▸ EXTRACTED INFORMATION:

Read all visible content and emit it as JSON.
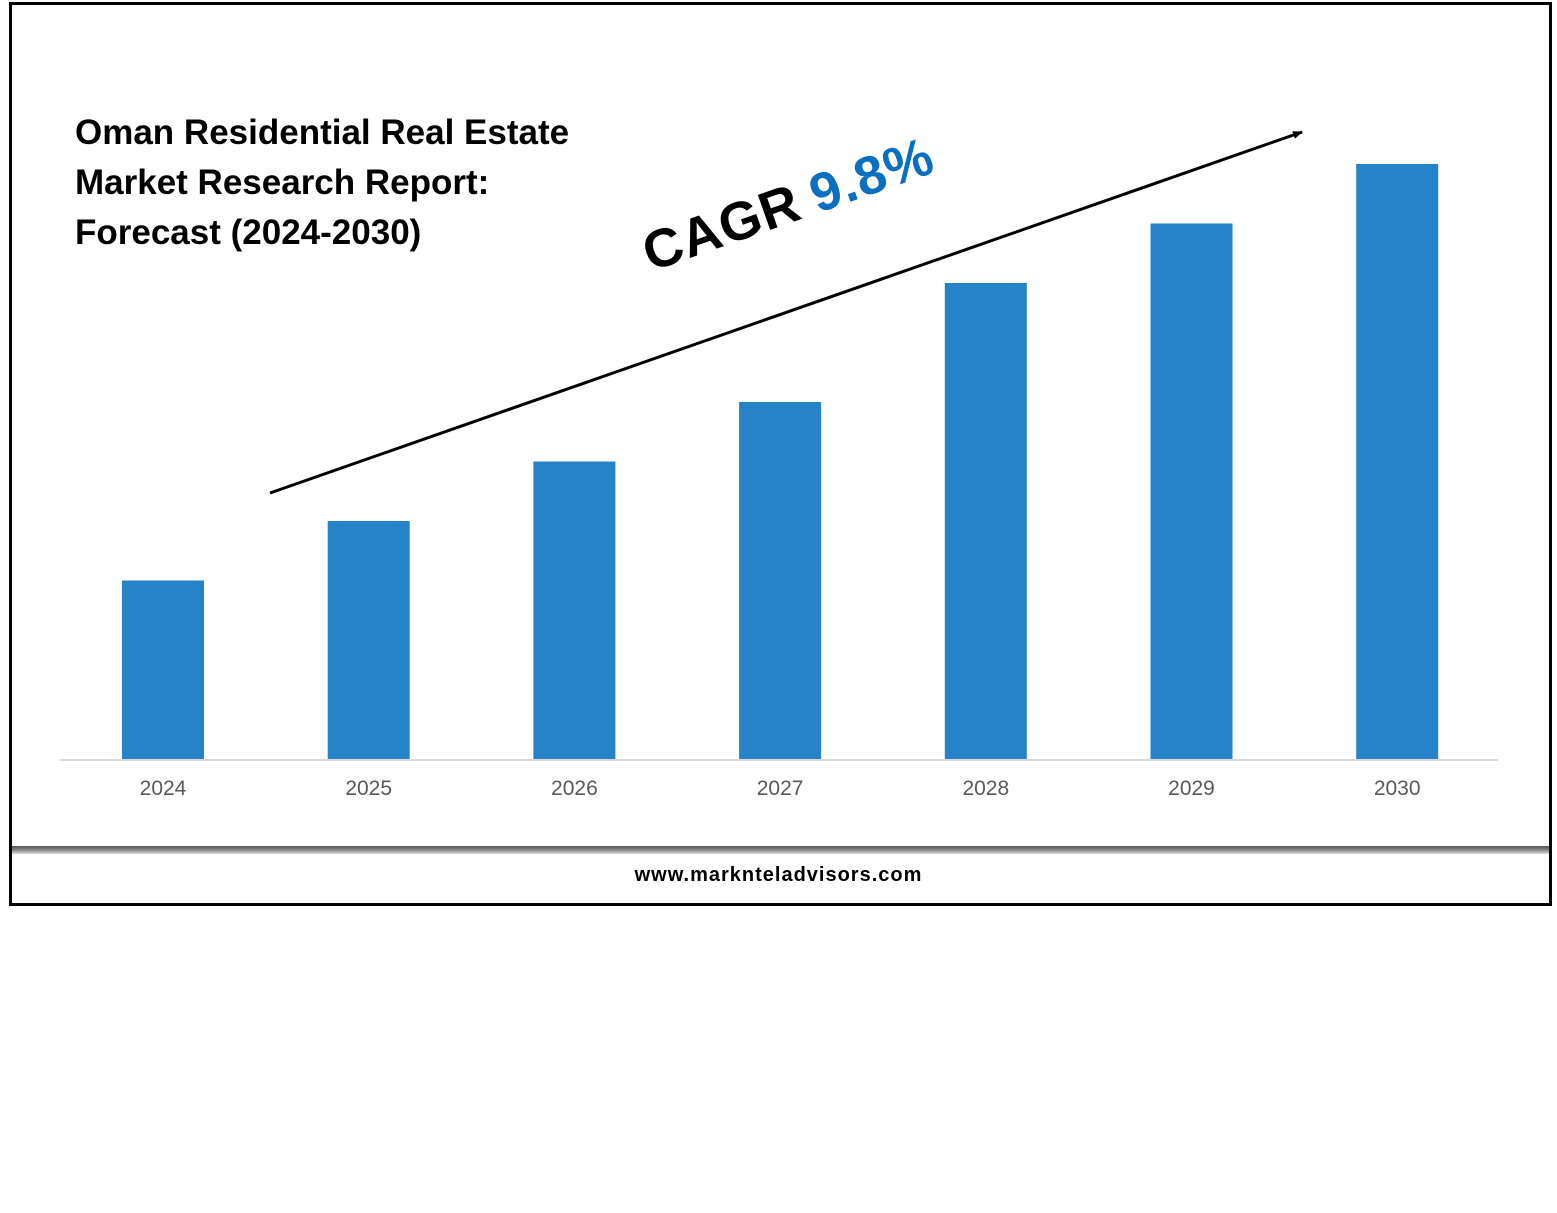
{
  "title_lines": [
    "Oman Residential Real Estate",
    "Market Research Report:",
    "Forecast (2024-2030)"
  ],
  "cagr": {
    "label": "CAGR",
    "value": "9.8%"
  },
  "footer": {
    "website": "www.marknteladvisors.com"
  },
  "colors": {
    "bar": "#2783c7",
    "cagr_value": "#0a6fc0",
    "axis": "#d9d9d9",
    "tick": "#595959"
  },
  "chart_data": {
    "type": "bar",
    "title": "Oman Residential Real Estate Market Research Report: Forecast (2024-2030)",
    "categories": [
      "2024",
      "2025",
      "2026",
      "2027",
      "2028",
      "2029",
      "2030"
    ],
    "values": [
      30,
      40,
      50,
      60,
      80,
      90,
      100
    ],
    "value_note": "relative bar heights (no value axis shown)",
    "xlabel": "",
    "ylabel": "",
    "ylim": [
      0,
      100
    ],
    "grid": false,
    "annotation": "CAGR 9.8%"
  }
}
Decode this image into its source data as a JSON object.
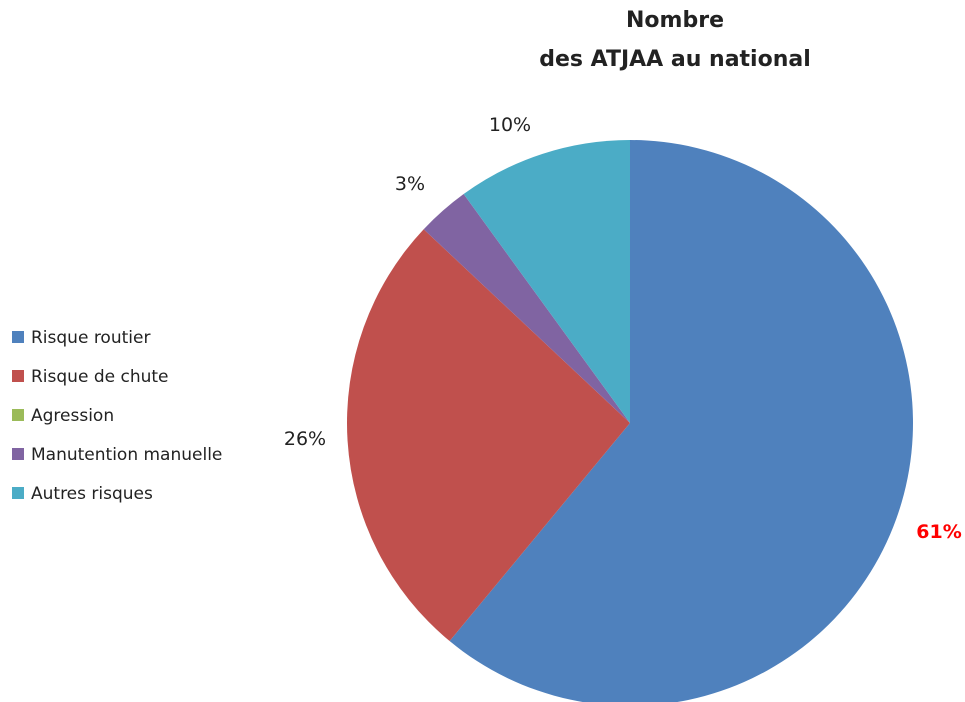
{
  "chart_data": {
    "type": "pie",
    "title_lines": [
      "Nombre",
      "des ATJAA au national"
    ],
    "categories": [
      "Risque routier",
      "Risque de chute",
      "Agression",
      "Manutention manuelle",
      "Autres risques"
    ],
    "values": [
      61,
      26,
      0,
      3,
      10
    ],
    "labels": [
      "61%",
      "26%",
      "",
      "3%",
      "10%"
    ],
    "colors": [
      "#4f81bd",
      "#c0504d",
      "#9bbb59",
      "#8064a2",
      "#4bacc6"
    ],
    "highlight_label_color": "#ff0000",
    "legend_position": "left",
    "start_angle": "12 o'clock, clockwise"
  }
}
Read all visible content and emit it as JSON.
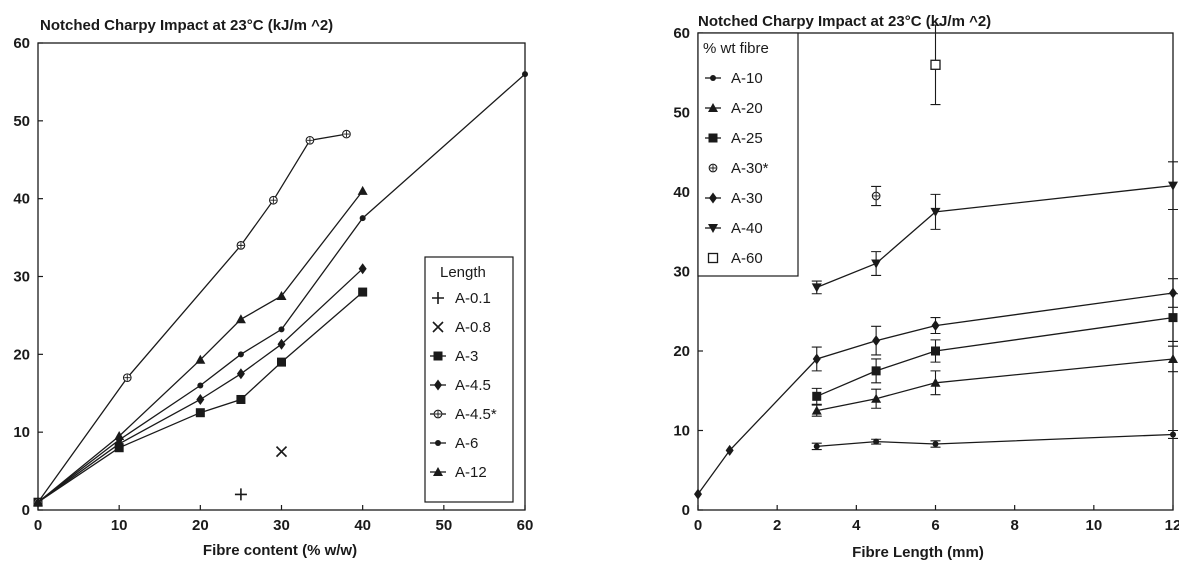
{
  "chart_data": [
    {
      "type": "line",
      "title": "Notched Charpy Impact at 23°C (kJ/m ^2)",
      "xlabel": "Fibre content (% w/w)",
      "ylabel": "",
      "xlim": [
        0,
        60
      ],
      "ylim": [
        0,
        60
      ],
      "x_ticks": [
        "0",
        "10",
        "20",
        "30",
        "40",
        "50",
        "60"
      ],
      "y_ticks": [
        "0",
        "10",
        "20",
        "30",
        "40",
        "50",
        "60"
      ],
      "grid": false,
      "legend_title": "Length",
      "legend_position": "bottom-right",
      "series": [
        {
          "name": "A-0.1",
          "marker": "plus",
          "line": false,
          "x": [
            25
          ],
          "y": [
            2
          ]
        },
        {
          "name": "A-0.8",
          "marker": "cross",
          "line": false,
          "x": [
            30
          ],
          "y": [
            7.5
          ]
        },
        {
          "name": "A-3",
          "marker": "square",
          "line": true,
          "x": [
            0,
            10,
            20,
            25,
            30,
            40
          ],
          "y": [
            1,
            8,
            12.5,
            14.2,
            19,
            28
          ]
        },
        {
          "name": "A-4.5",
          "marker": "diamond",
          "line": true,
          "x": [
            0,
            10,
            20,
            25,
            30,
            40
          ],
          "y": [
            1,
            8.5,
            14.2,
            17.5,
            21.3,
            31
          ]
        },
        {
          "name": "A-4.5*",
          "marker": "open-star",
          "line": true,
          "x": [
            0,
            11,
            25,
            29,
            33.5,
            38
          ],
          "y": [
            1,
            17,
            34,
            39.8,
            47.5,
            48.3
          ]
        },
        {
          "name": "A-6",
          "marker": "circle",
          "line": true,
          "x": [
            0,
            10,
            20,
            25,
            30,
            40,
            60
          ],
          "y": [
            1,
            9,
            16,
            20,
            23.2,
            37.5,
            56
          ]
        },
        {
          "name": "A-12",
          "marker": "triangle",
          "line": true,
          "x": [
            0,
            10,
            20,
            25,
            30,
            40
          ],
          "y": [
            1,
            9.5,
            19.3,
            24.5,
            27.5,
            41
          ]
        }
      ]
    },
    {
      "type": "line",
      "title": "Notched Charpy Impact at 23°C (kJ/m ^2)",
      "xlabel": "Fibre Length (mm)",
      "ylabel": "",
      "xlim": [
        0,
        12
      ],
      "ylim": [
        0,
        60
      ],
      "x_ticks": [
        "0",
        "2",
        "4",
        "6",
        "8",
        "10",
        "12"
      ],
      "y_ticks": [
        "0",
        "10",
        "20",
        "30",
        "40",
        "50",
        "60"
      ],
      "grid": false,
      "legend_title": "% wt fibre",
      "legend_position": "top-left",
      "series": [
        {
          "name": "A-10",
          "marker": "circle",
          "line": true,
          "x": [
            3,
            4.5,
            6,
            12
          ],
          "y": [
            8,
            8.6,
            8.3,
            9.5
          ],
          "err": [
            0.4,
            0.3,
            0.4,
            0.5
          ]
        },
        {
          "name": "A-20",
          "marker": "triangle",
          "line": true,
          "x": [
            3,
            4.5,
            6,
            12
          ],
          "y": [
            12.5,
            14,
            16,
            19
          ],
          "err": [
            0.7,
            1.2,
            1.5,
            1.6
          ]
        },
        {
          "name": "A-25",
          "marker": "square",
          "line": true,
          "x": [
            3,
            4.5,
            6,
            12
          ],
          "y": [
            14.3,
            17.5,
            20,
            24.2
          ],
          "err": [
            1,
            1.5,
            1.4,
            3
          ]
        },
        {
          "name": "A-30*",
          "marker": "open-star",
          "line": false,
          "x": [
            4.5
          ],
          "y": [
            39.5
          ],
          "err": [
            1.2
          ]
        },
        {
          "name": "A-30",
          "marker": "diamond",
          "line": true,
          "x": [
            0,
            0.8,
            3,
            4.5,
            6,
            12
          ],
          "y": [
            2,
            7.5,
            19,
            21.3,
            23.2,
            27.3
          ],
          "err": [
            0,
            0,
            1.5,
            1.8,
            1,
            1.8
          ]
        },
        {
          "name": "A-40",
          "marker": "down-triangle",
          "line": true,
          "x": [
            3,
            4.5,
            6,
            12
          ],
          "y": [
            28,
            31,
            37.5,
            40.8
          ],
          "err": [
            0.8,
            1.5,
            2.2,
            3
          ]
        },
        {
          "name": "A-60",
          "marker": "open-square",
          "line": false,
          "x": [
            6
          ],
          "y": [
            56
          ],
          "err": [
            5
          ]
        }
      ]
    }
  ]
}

▸ EXERCISE BRIEF:
Copy every record above exactly, leaving out any pictures.

▸ EXPECTED OUTPUT:
Read all visible content and emit it as JSON.
{
  "title_lines": [
    "Oman Residential Real Estate",
    "Market Research Report:",
    "Forecast (2024-2030)"
  ],
  "cagr": {
    "label": "CAGR",
    "value": "9.8%"
  },
  "footer": {
    "website": "www.marknteladvisors.com"
  },
  "colors": {
    "bar": "#2783c7",
    "cagr_value": "#0a6fc0",
    "axis": "#d9d9d9",
    "tick": "#595959"
  },
  "chart_data": {
    "type": "bar",
    "title": "Oman Residential Real Estate Market Research Report: Forecast (2024-2030)",
    "categories": [
      "2024",
      "2025",
      "2026",
      "2027",
      "2028",
      "2029",
      "2030"
    ],
    "values": [
      30,
      40,
      50,
      60,
      80,
      90,
      100
    ],
    "value_note": "relative bar heights (no value axis shown)",
    "xlabel": "",
    "ylabel": "",
    "ylim": [
      0,
      100
    ],
    "grid": false,
    "annotation": "CAGR 9.8%"
  }
}
Decode this image into its source data as a JSON object.
{
  "chart_data": {
    "type": "pie",
    "title_lines": [
      "Nombre",
      "des ATJAA au national"
    ],
    "categories": [
      "Risque routier",
      "Risque de chute",
      "Agression",
      "Manutention manuelle",
      "Autres risques"
    ],
    "values": [
      61,
      26,
      0,
      3,
      10
    ],
    "labels": [
      "61%",
      "26%",
      "",
      "3%",
      "10%"
    ],
    "colors": [
      "#4f81bd",
      "#c0504d",
      "#9bbb59",
      "#8064a2",
      "#4bacc6"
    ],
    "highlight_label_color": "#ff0000",
    "legend_position": "left",
    "start_angle": "12 o'clock, clockwise"
  }
}
Read all visible content and emit it as JSON.
{
  "chart_data": [
    {
      "type": "line",
      "title": "Notched Charpy Impact at 23°C (kJ/m ^2)",
      "xlabel": "Fibre content (% w/w)",
      "ylabel": "",
      "xlim": [
        0,
        60
      ],
      "ylim": [
        0,
        60
      ],
      "x_ticks": [
        "0",
        "10",
        "20",
        "30",
        "40",
        "50",
        "60"
      ],
      "y_ticks": [
        "0",
        "10",
        "20",
        "30",
        "40",
        "50",
        "60"
      ],
      "grid": false,
      "legend_title": "Length",
      "legend_position": "bottom-right",
      "series": [
        {
          "name": "A-0.1",
          "marker": "plus",
          "line": false,
          "x": [
            25
          ],
          "y": [
            2
          ]
        },
        {
          "name": "A-0.8",
          "marker": "cross",
          "line": false,
          "x": [
            30
          ],
          "y": [
            7.5
          ]
        },
        {
          "name": "A-3",
          "marker": "square",
          "line": true,
          "x": [
            0,
            10,
            20,
            25,
            30,
            40
          ],
          "y": [
            1,
            8,
            12.5,
            14.2,
            19,
            28
          ]
        },
        {
          "name": "A-4.5",
          "marker": "diamond",
          "line": true,
          "x": [
            0,
            10,
            20,
            25,
            30,
            40
          ],
          "y": [
            1,
            8.5,
            14.2,
            17.5,
            21.3,
            31
          ]
        },
        {
          "name": "A-4.5*",
          "marker": "open-star",
          "line": true,
          "x": [
            0,
            11,
            25,
            29,
            33.5,
            38
          ],
          "y": [
            1,
            17,
            34,
            39.8,
            47.5,
            48.3
          ]
        },
        {
          "name": "A-6",
          "marker": "circle",
          "line": true,
          "x": [
            0,
            10,
            20,
            25,
            30,
            40,
            60
          ],
          "y": [
            1,
            9,
            16,
            20,
            23.2,
            37.5,
            56
          ]
        },
        {
          "name": "A-12",
          "marker": "triangle",
          "line": true,
          "x": [
            0,
            10,
            20,
            25,
            30,
            40
          ],
          "y": [
            1,
            9.5,
            19.3,
            24.5,
            27.5,
            41
          ]
        }
      ]
    },
    {
      "type": "line",
      "title": "Notched Charpy Impact at 23°C (kJ/m ^2)",
      "xlabel": "Fibre Length (mm)",
      "ylabel": "",
      "xlim": [
        0,
        12
      ],
      "ylim": [
        0,
        60
      ],
      "x_ticks": [
        "0",
        "2",
        "4",
        "6",
        "8",
        "10",
        "12"
      ],
      "y_ticks": [
        "0",
        "10",
        "20",
        "30",
        "40",
        "50",
        "60"
      ],
      "grid": false,
      "legend_title": "% wt fibre",
      "legend_position": "top-left",
      "series": [
        {
          "name": "A-10",
          "marker": "circle",
          "line": true,
          "x": [
            3,
            4.5,
            6,
            12
          ],
          "y": [
            8,
            8.6,
            8.3,
            9.5
          ],
          "err": [
            0.4,
            0.3,
            0.4,
            0.5
          ]
        },
        {
          "name": "A-20",
          "marker": "triangle",
          "line": true,
          "x": [
            3,
            4.5,
            6,
            12
          ],
          "y": [
            12.5,
            14,
            16,
            19
          ],
          "err": [
            0.7,
            1.2,
            1.5,
            1.6
          ]
        },
        {
          "name": "A-25",
          "marker": "square",
          "line": true,
          "x": [
            3,
            4.5,
            6,
            12
          ],
          "y": [
            14.3,
            17.5,
            20,
            24.2
          ],
          "err": [
            1,
            1.5,
            1.4,
            3
          ]
        },
        {
          "name": "A-30*",
          "marker": "open-star",
          "line": false,
          "x": [
            4.5
          ],
          "y": [
            39.5
          ],
          "err": [
            1.2
          ]
        },
        {
          "name": "A-30",
          "marker": "diamond",
          "line": true,
          "x": [
            0,
            0.8,
            3,
            4.5,
            6,
            12
          ],
          "y": [
            2,
            7.5,
            19,
            21.3,
            23.2,
            27.3
          ],
          "err": [
            0,
            0,
            1.5,
            1.8,
            1,
            1.8
          ]
        },
        {
          "name": "A-40",
          "marker": "down-triangle",
          "line": true,
          "x": [
            3,
            4.5,
            6,
            12
          ],
          "y": [
            28,
            31,
            37.5,
            40.8
          ],
          "err": [
            0.8,
            1.5,
            2.2,
            3
          ]
        },
        {
          "name": "A-60",
          "marker": "open-square",
          "line": false,
          "x": [
            6
          ],
          "y": [
            56
          ],
          "err": [
            5
          ]
        }
      ]
    }
  ]
}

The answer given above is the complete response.